• **Given task**
Count the lines in the data below that contain the string "badge", with uppercase and lowercase treated as different, and reply with the number alone.
* start Entries shown *
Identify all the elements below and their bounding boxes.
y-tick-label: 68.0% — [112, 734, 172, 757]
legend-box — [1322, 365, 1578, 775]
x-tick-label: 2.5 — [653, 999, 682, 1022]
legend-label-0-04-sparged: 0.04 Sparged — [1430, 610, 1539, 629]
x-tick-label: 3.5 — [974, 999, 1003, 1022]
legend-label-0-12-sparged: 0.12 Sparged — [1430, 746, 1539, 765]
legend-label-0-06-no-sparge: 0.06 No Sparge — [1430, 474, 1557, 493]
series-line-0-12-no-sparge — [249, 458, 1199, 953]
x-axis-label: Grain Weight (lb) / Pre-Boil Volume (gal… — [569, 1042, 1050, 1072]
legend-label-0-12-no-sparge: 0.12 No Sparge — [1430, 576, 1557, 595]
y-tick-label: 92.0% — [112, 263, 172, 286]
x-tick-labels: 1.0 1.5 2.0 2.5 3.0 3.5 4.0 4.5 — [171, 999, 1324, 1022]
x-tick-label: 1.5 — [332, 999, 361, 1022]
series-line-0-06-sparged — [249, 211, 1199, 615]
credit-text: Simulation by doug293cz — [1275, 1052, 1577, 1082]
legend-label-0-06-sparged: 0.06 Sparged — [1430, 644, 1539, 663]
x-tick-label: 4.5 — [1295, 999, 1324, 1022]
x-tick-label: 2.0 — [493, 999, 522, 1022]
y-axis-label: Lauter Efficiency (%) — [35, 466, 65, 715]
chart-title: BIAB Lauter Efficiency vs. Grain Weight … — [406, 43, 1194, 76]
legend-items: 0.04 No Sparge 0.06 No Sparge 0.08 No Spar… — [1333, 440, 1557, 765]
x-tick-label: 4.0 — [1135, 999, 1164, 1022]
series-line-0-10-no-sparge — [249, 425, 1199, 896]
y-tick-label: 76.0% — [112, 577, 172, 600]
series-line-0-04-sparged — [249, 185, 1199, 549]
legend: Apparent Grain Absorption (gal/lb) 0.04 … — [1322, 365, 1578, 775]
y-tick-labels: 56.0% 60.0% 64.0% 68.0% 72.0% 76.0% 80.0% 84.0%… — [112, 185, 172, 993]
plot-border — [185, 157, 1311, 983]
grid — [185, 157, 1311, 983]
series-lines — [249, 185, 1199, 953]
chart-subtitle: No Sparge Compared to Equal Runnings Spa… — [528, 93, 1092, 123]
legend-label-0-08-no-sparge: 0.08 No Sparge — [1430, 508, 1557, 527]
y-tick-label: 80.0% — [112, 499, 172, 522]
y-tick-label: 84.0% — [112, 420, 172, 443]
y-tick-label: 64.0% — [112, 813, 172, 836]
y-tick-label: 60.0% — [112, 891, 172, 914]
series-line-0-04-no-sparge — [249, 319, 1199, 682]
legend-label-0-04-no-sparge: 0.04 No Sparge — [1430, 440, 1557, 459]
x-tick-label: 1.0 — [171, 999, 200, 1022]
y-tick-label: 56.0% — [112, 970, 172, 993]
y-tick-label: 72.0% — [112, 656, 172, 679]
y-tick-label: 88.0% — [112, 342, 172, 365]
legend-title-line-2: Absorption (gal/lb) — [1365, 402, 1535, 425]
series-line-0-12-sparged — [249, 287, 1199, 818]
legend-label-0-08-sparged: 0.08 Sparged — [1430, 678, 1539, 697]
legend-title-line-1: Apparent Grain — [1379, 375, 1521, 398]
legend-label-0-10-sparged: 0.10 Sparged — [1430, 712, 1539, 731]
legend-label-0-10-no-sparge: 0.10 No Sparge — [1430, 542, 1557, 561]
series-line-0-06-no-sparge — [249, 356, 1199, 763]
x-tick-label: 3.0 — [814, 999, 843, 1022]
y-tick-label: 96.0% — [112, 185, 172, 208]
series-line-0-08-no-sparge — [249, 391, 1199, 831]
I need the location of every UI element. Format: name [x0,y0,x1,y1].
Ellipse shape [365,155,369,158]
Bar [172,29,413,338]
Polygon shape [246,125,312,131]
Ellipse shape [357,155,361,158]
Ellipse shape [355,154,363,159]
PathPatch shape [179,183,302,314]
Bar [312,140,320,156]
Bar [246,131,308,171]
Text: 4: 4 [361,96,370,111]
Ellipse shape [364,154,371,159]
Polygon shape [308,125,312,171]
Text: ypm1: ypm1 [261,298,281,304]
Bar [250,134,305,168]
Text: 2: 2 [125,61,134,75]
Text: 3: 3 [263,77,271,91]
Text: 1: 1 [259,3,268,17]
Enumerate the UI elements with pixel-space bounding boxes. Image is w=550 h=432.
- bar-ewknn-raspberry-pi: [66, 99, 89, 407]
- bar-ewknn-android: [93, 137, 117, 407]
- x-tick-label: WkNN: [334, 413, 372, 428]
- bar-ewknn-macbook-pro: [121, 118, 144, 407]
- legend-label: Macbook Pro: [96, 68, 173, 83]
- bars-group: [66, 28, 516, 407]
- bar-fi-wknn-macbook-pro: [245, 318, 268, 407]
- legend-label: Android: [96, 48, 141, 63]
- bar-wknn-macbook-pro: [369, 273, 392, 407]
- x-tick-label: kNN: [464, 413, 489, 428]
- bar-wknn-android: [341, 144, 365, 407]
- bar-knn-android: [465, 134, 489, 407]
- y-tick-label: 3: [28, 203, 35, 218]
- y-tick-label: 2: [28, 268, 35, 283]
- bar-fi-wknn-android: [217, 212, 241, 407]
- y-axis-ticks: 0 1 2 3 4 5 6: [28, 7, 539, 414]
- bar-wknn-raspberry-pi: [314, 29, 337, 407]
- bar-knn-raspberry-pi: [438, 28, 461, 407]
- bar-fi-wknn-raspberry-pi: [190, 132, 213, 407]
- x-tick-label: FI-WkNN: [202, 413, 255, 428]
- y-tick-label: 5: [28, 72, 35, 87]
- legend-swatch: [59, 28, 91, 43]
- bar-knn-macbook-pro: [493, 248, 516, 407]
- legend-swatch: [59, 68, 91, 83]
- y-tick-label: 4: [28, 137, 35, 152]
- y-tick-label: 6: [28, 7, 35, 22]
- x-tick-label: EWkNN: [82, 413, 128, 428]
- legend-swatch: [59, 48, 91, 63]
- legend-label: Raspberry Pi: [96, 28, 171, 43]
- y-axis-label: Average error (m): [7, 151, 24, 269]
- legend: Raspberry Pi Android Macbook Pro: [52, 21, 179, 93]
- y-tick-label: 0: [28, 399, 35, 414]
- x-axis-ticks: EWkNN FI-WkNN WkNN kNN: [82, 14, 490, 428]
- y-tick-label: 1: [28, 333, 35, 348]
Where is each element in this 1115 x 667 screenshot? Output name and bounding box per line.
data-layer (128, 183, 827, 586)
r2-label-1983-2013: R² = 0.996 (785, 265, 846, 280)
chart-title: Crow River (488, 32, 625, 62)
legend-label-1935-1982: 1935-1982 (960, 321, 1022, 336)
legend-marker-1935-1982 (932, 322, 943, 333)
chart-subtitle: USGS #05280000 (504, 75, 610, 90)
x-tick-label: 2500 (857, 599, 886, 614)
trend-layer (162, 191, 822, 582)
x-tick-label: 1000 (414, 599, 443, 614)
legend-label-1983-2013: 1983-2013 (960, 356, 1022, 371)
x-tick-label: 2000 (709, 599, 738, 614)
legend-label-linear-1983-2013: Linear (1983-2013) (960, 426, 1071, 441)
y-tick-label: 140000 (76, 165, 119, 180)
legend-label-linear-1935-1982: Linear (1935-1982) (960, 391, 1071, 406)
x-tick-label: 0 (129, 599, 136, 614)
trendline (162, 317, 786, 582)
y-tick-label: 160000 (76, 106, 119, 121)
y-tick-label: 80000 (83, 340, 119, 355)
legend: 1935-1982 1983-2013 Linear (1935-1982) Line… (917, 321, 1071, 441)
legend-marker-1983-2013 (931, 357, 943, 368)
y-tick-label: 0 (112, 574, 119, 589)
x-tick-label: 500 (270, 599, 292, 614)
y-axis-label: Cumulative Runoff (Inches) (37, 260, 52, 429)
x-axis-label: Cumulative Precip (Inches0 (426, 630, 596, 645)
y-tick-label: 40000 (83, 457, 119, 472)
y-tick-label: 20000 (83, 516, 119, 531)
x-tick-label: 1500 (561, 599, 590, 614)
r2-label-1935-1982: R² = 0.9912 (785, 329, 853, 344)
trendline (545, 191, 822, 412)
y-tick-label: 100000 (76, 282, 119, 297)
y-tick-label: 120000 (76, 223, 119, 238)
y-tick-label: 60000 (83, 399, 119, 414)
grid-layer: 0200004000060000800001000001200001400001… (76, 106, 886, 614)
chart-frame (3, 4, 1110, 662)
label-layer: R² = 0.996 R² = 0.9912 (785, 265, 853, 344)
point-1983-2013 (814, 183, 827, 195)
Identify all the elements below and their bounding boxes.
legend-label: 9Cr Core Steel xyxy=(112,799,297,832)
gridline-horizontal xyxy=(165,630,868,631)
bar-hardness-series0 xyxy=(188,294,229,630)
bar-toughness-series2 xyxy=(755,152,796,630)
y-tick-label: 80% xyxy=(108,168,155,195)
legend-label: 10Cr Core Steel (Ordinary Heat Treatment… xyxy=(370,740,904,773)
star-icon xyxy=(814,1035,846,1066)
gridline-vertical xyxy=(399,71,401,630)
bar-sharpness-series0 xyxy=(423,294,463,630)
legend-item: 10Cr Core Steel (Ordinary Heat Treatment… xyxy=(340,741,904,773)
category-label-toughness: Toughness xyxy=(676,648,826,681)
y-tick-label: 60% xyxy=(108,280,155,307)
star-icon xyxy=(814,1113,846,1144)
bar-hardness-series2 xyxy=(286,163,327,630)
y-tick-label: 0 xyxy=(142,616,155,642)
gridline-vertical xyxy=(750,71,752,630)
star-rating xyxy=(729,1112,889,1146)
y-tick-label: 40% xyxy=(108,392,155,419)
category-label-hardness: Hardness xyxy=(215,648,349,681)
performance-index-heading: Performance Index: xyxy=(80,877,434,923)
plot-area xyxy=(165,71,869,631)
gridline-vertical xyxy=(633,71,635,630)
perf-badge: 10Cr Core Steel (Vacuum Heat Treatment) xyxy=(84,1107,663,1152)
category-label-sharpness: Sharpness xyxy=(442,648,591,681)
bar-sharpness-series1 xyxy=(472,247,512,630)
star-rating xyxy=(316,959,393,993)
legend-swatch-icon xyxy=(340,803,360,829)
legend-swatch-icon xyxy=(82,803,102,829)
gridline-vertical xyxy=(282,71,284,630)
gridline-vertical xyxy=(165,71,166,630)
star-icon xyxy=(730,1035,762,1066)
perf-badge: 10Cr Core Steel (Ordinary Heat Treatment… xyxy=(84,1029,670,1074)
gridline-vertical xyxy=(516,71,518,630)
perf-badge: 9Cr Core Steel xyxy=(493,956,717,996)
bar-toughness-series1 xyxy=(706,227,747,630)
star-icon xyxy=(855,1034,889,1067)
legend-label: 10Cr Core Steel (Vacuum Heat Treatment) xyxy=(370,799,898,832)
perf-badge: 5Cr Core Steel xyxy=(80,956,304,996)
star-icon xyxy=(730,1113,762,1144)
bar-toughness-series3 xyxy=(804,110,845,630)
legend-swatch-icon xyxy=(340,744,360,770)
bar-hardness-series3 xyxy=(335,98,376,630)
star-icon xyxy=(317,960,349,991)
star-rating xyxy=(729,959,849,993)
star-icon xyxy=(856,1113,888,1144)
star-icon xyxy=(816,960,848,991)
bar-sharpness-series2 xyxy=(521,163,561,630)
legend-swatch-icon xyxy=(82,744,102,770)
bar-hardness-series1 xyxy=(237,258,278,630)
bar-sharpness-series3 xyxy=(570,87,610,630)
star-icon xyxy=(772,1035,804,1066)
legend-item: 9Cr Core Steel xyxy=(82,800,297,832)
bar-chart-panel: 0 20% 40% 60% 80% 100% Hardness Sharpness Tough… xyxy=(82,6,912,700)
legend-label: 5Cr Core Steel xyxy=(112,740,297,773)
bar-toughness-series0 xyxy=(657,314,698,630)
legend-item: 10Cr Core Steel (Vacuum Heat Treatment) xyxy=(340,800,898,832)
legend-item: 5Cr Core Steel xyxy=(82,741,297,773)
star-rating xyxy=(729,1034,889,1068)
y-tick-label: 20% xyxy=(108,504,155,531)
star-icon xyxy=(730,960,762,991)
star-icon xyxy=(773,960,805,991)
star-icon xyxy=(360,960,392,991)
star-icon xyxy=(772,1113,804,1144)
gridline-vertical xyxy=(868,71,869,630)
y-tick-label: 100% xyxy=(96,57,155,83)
* end Entries shown *
• **The response**
4